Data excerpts
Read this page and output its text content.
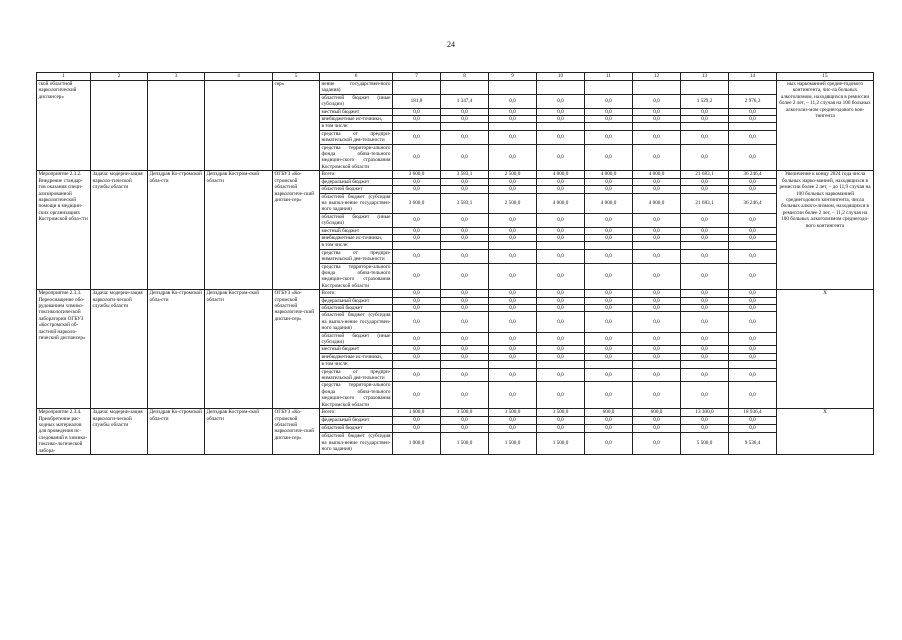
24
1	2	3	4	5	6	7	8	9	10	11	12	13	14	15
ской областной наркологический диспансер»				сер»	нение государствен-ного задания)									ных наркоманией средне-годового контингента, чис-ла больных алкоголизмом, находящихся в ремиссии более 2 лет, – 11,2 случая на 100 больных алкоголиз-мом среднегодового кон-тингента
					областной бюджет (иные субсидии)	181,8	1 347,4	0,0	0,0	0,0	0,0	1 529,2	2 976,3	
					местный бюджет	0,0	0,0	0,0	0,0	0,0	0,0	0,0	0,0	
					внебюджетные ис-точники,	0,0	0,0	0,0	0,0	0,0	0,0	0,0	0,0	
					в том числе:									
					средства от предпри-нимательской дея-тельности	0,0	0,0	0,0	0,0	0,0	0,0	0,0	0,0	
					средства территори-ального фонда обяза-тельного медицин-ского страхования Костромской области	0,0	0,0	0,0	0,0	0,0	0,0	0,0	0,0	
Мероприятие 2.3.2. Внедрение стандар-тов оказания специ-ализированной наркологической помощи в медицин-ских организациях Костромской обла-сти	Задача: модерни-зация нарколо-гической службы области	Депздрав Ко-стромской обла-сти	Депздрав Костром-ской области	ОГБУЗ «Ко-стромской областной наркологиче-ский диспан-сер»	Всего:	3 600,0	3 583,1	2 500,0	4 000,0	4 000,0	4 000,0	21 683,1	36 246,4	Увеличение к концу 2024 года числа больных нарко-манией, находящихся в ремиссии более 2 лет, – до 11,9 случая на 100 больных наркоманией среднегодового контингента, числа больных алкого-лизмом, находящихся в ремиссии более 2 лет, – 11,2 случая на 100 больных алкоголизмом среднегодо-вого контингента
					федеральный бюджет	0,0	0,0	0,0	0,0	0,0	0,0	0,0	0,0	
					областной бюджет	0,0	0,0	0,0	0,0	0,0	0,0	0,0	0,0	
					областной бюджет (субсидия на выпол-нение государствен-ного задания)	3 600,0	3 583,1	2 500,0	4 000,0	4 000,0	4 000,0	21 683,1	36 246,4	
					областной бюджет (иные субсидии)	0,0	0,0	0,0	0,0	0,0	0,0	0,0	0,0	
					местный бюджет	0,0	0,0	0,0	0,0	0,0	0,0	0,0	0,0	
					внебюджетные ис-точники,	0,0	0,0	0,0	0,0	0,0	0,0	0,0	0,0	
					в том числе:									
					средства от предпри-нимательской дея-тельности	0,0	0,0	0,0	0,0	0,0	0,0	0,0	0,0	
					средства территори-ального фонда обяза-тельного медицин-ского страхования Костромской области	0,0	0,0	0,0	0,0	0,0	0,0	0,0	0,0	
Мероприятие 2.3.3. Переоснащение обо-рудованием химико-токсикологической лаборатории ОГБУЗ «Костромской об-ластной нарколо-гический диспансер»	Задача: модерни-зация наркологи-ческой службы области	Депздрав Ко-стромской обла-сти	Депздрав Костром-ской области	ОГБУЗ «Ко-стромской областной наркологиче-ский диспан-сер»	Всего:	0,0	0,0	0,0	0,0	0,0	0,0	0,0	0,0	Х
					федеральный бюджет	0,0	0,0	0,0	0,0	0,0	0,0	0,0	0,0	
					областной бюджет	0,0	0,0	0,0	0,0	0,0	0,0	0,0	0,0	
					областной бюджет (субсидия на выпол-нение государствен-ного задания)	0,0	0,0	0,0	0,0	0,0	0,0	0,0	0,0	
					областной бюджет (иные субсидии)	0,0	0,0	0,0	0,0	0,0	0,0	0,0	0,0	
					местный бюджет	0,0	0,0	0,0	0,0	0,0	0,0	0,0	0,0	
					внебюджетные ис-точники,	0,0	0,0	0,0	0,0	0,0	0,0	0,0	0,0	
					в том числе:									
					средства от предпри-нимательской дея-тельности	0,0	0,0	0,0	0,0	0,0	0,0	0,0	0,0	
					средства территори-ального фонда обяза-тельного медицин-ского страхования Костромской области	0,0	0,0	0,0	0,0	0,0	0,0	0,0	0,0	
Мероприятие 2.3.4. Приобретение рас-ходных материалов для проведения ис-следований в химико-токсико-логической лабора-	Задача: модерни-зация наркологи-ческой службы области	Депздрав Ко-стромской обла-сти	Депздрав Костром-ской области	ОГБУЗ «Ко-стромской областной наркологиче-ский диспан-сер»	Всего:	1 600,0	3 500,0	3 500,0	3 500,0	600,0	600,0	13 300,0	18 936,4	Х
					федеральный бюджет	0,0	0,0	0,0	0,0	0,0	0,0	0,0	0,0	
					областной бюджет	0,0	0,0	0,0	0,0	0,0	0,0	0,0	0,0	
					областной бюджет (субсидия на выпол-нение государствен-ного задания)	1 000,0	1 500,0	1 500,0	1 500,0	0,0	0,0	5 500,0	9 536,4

__Problem to work on__: Copy all of the entries verbatim, leaving out any pictures they contain.

__Reply__:
Read this page and output its text content.
24
1	2	3	4	5	6	7	8	9	10	11	12	13	14	15
ской областной наркологический диспансер»				сер»	нение государствен-ного задания)									ных наркоманией средне-годового контингента, чис-ла больных алкоголизмом, находящихся в ремиссии более 2 лет, – 11,2 случая на 100 больных алкоголиз-мом среднегодового кон-тингента
					областной бюджет (иные субсидии)	181,8	1 347,4	0,0	0,0	0,0	0,0	1 529,2	2 976,3	
					местный бюджет	0,0	0,0	0,0	0,0	0,0	0,0	0,0	0,0	
					внебюджетные ис-точники,	0,0	0,0	0,0	0,0	0,0	0,0	0,0	0,0	
					в том числе:									
					средства от предпри-нимательской дея-тельности	0,0	0,0	0,0	0,0	0,0	0,0	0,0	0,0	
					средства территори-ального фонда обяза-тельного медицин-ского страхования Костромской области	0,0	0,0	0,0	0,0	0,0	0,0	0,0	0,0	
Мероприятие 2.3.2. Внедрение стандар-тов оказания специ-ализированной наркологической помощи в медицин-ских организациях Костромской обла-сти	Задача: модерни-зация нарколо-гической службы области	Депздрав Ко-стромской обла-сти	Депздрав Костром-ской области	ОГБУЗ «Ко-стромской областной наркологиче-ский диспан-сер»	Всего:	3 600,0	3 583,1	2 500,0	4 000,0	4 000,0	4 000,0	21 683,1	36 246,4	Увеличение к концу 2024 года числа больных нарко-манией, находящихся в ремиссии более 2 лет, – до 11,9 случая на 100 больных наркоманией среднегодового контингента, числа больных алкого-лизмом, находящихся в ремиссии более 2 лет, – 11,2 случая на 100 больных алкоголизмом среднегодо-вого контингента
					федеральный бюджет	0,0	0,0	0,0	0,0	0,0	0,0	0,0	0,0	
					областной бюджет	0,0	0,0	0,0	0,0	0,0	0,0	0,0	0,0	
					областной бюджет (субсидия на выпол-нение государствен-ного задания)	3 600,0	3 583,1	2 500,0	4 000,0	4 000,0	4 000,0	21 683,1	36 246,4	
					областной бюджет (иные субсидии)	0,0	0,0	0,0	0,0	0,0	0,0	0,0	0,0	
					местный бюджет	0,0	0,0	0,0	0,0	0,0	0,0	0,0	0,0	
					внебюджетные ис-точники,	0,0	0,0	0,0	0,0	0,0	0,0	0,0	0,0	
					в том числе:									
					средства от предпри-нимательской дея-тельности	0,0	0,0	0,0	0,0	0,0	0,0	0,0	0,0	
					средства территори-ального фонда обяза-тельного медицин-ского страхования Костромской области	0,0	0,0	0,0	0,0	0,0	0,0	0,0	0,0	
Мероприятие 2.3.3. Переоснащение обо-рудованием химико-токсикологической лаборатории ОГБУЗ «Костромской об-ластной нарколо-гический диспансер»	Задача: модерни-зация наркологи-ческой службы области	Депздрав Ко-стромской обла-сти	Депздрав Костром-ской области	ОГБУЗ «Ко-стромской областной наркологиче-ский диспан-сер»	Всего:	0,0	0,0	0,0	0,0	0,0	0,0	0,0	0,0	Х
					федеральный бюджет	0,0	0,0	0,0	0,0	0,0	0,0	0,0	0,0	
					областной бюджет	0,0	0,0	0,0	0,0	0,0	0,0	0,0	0,0	
					областной бюджет (субсидия на выпол-нение государствен-ного задания)	0,0	0,0	0,0	0,0	0,0	0,0	0,0	0,0	
					областной бюджет (иные субсидии)	0,0	0,0	0,0	0,0	0,0	0,0	0,0	0,0	
					местный бюджет	0,0	0,0	0,0	0,0	0,0	0,0	0,0	0,0	
					внебюджетные ис-точники,	0,0	0,0	0,0	0,0	0,0	0,0	0,0	0,0	
					в том числе:									
					средства от предпри-нимательской дея-тельности	0,0	0,0	0,0	0,0	0,0	0,0	0,0	0,0	
					средства территори-ального фонда обяза-тельного медицин-ского страхования Костромской области	0,0	0,0	0,0	0,0	0,0	0,0	0,0	0,0	
Мероприятие 2.3.4. Приобретение рас-ходных материалов для проведения ис-следований в химико-токсико-логической лабора-	Задача: модерни-зация наркологи-ческой службы области	Депздрав Ко-стромской обла-сти	Депздрав Костром-ской области	ОГБУЗ «Ко-стромской областной наркологиче-ский диспан-сер»	Всего:	1 600,0	3 500,0	3 500,0	3 500,0	600,0	600,0	13 300,0	18 936,4	Х
					федеральный бюджет	0,0	0,0	0,0	0,0	0,0	0,0	0,0	0,0	
					областной бюджет	0,0	0,0	0,0	0,0	0,0	0,0	0,0	0,0	
					областной бюджет (субсидия на выпол-нение государствен-ного задания)	1 000,0	1 500,0	1 500,0	1 500,0	0,0	0,0	5 500,0	9 536,4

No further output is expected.